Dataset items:

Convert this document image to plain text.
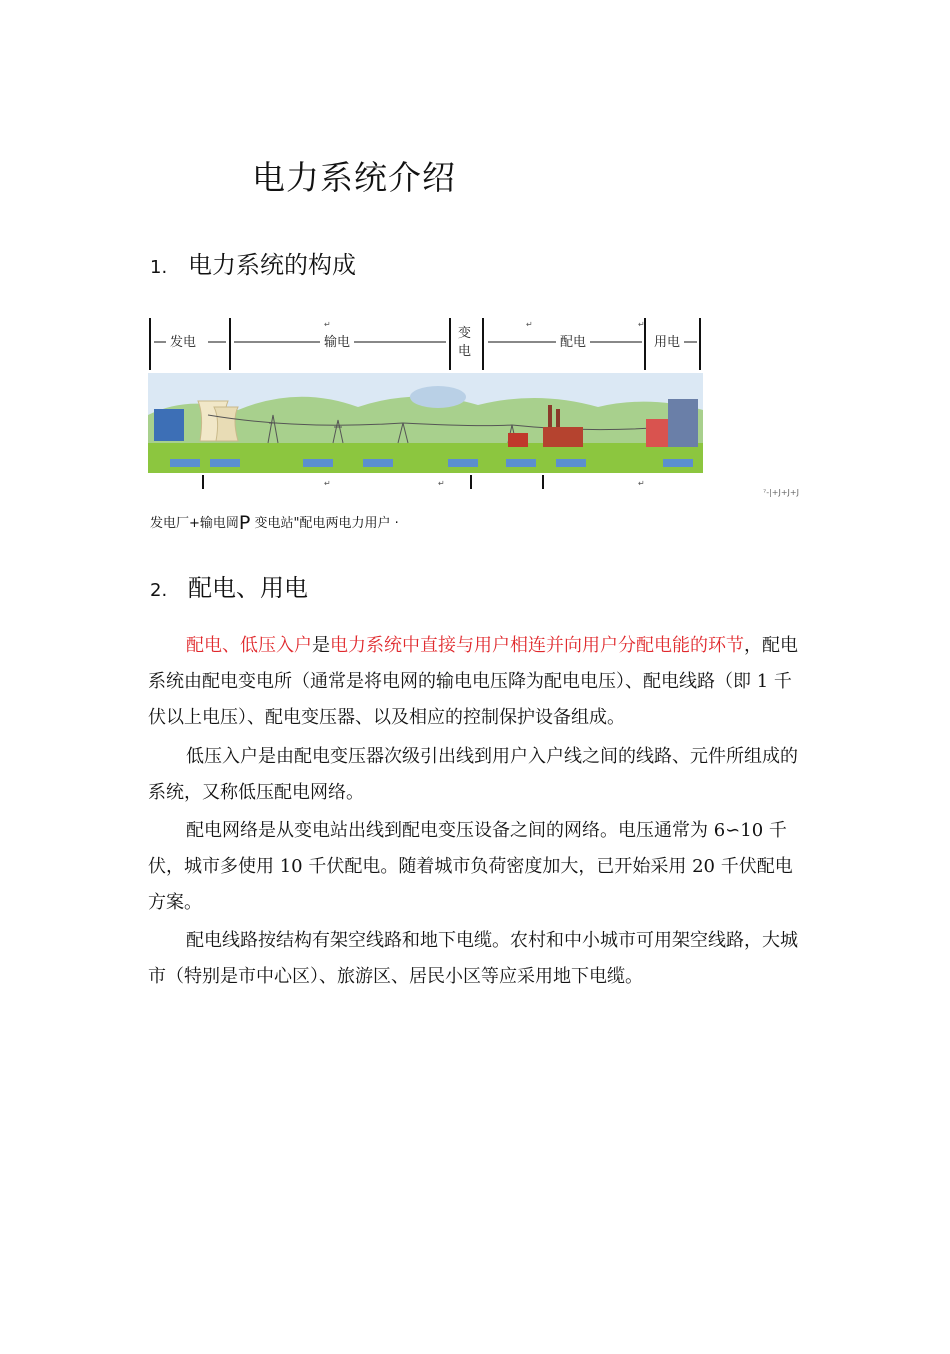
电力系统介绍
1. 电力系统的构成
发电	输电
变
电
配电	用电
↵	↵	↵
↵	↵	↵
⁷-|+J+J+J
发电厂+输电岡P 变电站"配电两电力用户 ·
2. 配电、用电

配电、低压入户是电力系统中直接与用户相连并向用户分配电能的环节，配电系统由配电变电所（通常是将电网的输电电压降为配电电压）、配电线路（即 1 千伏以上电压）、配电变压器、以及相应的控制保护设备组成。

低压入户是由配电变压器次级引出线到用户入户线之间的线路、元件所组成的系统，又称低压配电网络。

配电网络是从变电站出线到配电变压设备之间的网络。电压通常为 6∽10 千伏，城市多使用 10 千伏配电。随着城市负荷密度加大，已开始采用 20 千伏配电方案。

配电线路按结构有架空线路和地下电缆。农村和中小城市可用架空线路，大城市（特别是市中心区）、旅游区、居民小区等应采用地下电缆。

Written exercise → The records above must be echoed exactly, minus their pictures.

Solution to this task →
Convert this document image to plain text.
电力系统介绍
1. 电力系统的构成
发电	输电
变
电
配电	用电
↵	↵	↵
↵	↵	↵
⁷-|+J+J+J
发电厂+输电岡P 变电站"配电两电力用户 ·
2. 配电、用电

配电、低压入户是电力系统中直接与用户相连并向用户分配电能的环节，配电系统由配电变电所（通常是将电网的输电电压降为配电电压）、配电线路（即 1 千伏以上电压）、配电变压器、以及相应的控制保护设备组成。

低压入户是由配电变压器次级引出线到用户入户线之间的线路、元件所组成的系统，又称低压配电网络。

配电网络是从变电站出线到配电变压设备之间的网络。电压通常为 6∽10 千伏，城市多使用 10 千伏配电。随着城市负荷密度加大，已开始采用 20 千伏配电方案。

配电线路按结构有架空线路和地下电缆。农村和中小城市可用架空线路，大城市（特别是市中心区）、旅游区、居民小区等应采用地下电缆。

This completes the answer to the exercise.